* _Work to be completed_:
Count the lines below that contain the word "this", and report only that number.

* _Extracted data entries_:
--- START ---
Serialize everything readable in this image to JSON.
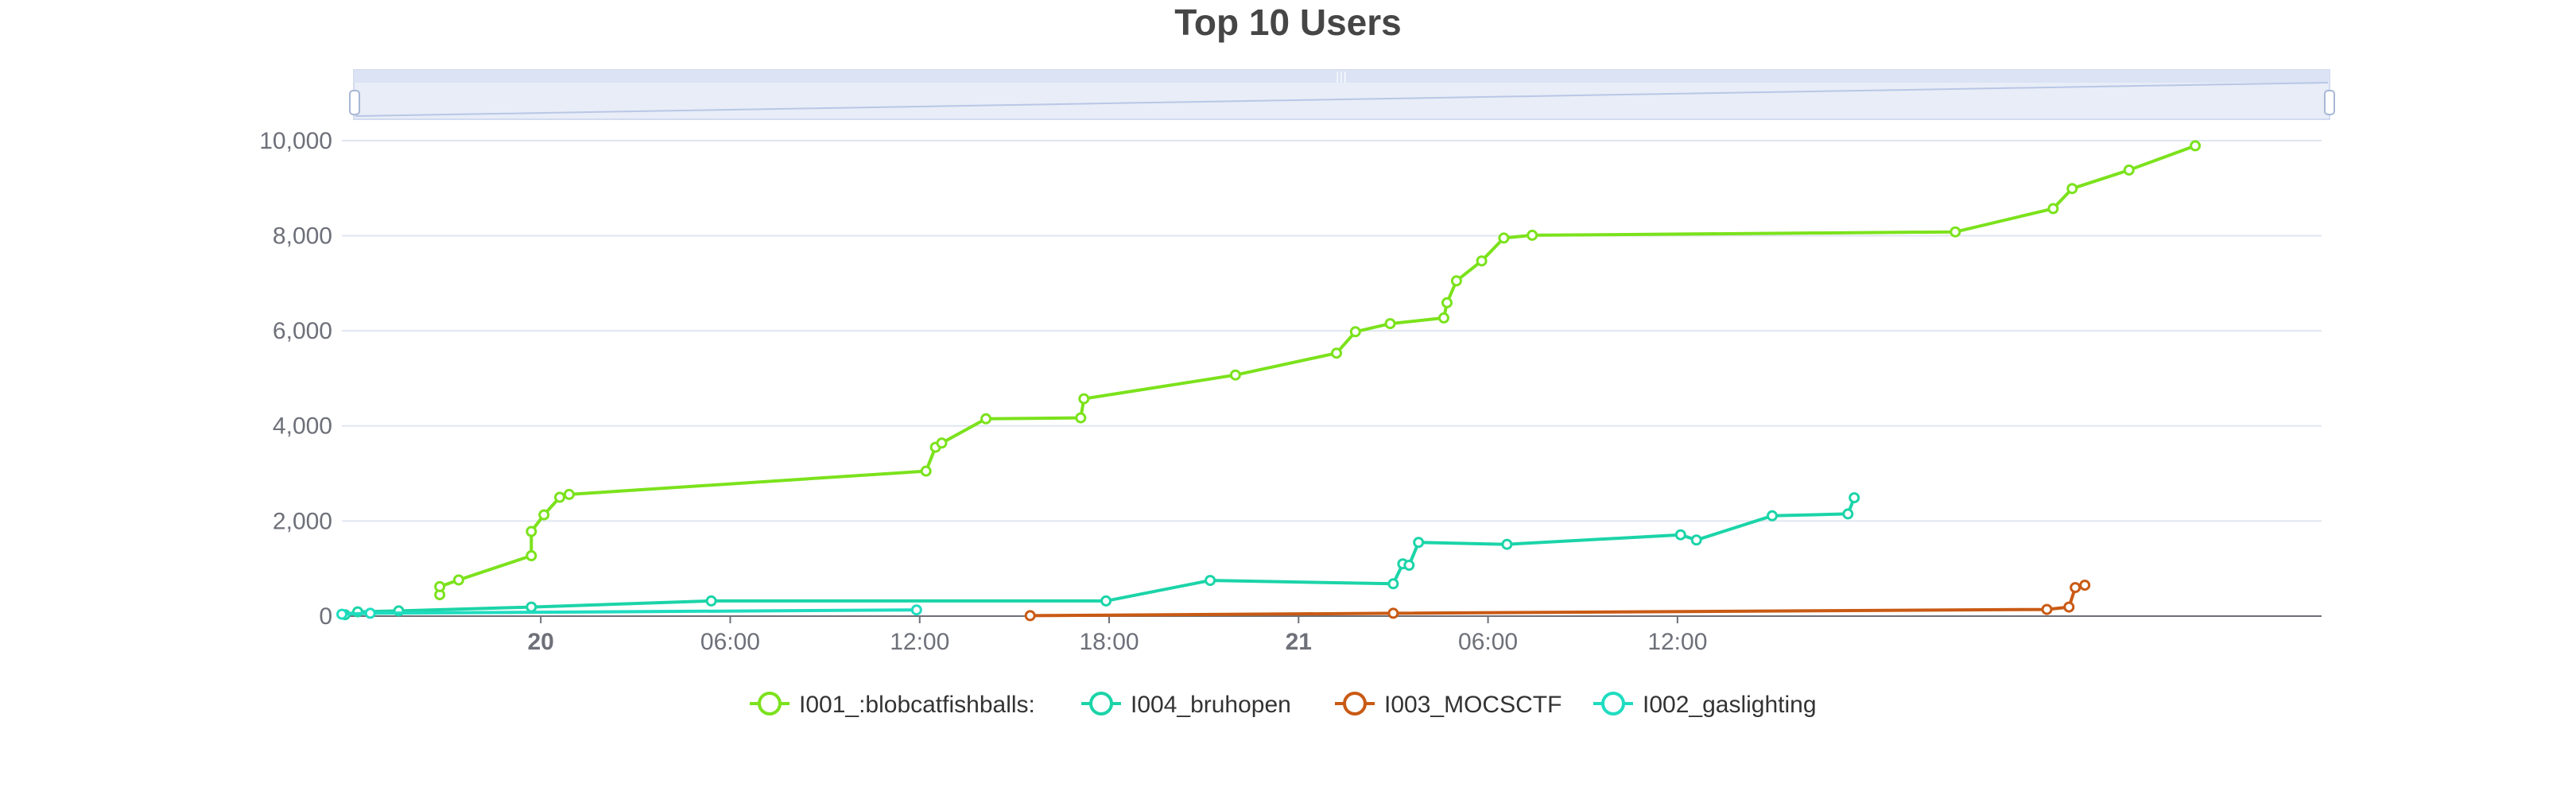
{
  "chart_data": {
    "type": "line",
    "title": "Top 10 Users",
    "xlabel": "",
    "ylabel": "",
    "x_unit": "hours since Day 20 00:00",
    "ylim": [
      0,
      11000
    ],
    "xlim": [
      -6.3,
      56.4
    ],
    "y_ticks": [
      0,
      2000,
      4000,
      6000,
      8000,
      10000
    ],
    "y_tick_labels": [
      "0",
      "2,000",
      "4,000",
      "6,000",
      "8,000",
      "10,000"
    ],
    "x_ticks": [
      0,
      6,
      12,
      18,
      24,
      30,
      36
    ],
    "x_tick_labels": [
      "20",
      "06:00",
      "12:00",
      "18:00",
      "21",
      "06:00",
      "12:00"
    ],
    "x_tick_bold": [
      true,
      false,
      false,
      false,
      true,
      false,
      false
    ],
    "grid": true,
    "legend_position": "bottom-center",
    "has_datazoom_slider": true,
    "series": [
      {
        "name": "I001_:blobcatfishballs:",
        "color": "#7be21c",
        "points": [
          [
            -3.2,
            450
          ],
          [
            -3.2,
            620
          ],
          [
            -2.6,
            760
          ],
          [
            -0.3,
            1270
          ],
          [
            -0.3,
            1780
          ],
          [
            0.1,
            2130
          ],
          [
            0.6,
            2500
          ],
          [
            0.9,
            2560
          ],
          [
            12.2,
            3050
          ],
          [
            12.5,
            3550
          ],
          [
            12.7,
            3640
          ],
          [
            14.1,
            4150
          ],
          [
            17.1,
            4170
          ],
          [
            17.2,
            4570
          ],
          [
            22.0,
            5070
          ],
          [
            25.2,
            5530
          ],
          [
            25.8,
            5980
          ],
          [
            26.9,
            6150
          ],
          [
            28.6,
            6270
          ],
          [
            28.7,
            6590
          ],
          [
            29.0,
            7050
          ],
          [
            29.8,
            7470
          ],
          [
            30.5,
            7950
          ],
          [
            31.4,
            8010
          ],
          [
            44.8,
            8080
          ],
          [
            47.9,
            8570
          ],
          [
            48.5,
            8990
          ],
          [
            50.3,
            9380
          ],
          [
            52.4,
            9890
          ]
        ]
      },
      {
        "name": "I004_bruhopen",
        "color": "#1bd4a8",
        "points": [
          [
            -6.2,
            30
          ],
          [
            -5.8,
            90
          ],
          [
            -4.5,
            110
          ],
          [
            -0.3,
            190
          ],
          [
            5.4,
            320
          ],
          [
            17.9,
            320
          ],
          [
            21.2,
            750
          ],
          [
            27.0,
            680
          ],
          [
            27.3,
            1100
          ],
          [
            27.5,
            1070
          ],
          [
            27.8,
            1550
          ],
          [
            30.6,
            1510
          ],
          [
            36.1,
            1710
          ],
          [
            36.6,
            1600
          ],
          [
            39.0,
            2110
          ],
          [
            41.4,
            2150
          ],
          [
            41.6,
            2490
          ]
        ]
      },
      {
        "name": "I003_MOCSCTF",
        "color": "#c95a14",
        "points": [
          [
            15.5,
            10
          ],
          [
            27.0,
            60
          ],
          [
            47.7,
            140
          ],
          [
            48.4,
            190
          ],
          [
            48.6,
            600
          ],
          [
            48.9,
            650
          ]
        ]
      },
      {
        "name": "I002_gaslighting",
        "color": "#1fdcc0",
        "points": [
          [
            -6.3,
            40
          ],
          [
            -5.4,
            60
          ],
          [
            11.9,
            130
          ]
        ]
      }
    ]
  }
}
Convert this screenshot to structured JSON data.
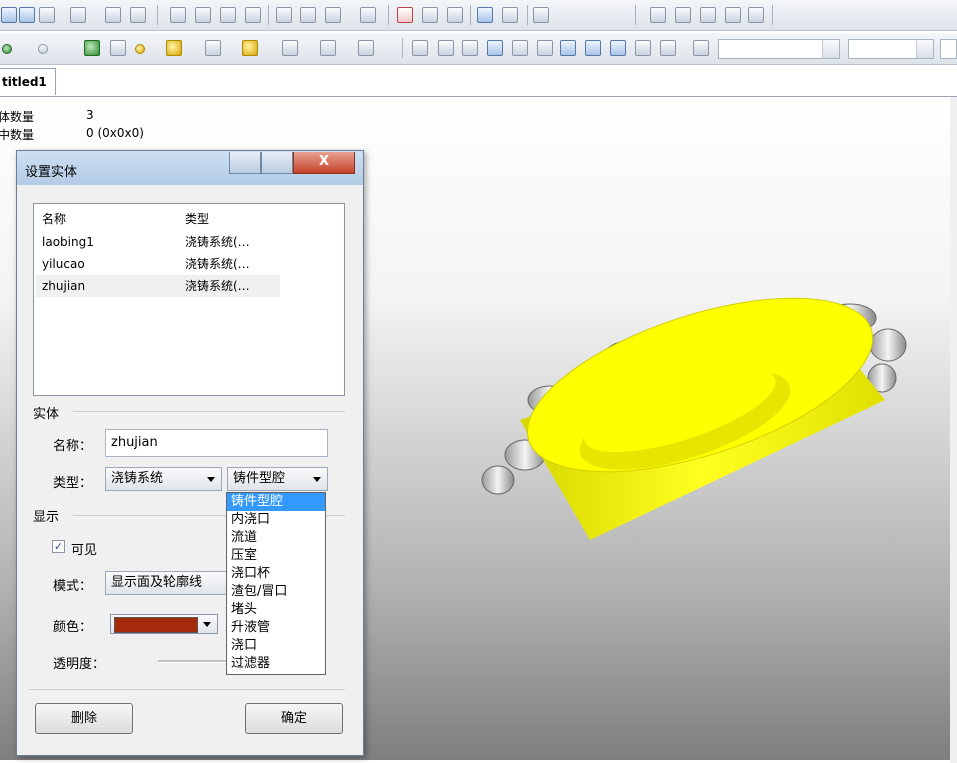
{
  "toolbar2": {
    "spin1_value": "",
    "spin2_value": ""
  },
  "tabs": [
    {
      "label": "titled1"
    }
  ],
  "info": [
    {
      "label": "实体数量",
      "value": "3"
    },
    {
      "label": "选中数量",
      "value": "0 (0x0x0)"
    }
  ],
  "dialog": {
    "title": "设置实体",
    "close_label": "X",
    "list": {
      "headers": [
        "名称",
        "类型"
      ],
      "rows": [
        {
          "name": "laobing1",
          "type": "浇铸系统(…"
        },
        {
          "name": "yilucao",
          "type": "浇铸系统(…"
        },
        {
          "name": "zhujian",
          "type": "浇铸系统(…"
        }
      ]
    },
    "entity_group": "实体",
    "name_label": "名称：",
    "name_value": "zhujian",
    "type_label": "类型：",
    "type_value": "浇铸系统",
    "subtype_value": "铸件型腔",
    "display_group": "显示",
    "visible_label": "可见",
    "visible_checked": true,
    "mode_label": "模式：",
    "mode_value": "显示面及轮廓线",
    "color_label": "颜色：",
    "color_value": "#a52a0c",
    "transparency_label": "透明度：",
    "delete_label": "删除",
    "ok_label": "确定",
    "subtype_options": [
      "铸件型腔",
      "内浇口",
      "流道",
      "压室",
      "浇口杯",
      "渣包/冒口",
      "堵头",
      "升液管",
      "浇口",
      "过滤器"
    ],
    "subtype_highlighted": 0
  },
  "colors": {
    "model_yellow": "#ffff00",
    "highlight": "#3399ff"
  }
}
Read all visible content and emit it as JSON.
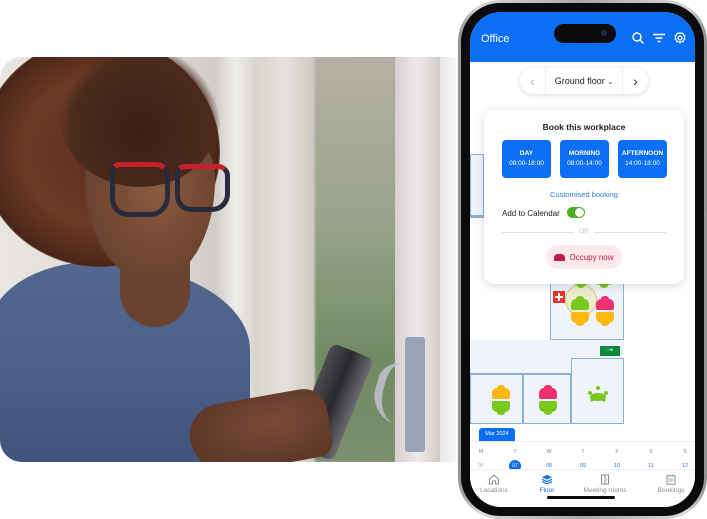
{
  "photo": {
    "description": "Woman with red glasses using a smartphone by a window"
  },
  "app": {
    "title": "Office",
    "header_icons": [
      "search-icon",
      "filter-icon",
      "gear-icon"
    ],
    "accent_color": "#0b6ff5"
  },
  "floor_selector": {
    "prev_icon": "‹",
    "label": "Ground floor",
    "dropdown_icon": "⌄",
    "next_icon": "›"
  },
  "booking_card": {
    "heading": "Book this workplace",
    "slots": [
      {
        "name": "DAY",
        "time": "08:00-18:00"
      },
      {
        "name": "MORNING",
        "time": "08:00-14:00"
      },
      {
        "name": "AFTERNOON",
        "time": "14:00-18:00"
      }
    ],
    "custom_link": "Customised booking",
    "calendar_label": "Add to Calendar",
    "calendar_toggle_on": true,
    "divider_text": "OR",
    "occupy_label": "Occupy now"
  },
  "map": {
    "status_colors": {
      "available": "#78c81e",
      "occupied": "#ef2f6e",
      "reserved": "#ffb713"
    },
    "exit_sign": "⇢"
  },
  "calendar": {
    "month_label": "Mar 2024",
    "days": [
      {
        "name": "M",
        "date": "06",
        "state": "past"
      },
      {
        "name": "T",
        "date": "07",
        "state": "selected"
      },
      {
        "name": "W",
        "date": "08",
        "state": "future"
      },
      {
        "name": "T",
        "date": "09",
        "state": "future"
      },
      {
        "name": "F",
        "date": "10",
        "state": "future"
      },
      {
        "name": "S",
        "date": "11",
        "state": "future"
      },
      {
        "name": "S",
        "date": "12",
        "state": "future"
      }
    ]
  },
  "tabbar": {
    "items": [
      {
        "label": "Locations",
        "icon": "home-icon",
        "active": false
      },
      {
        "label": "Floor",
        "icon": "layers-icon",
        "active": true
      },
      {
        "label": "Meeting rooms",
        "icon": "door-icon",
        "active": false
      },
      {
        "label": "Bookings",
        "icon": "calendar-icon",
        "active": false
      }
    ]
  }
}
--- END ---
* _Full output_:
3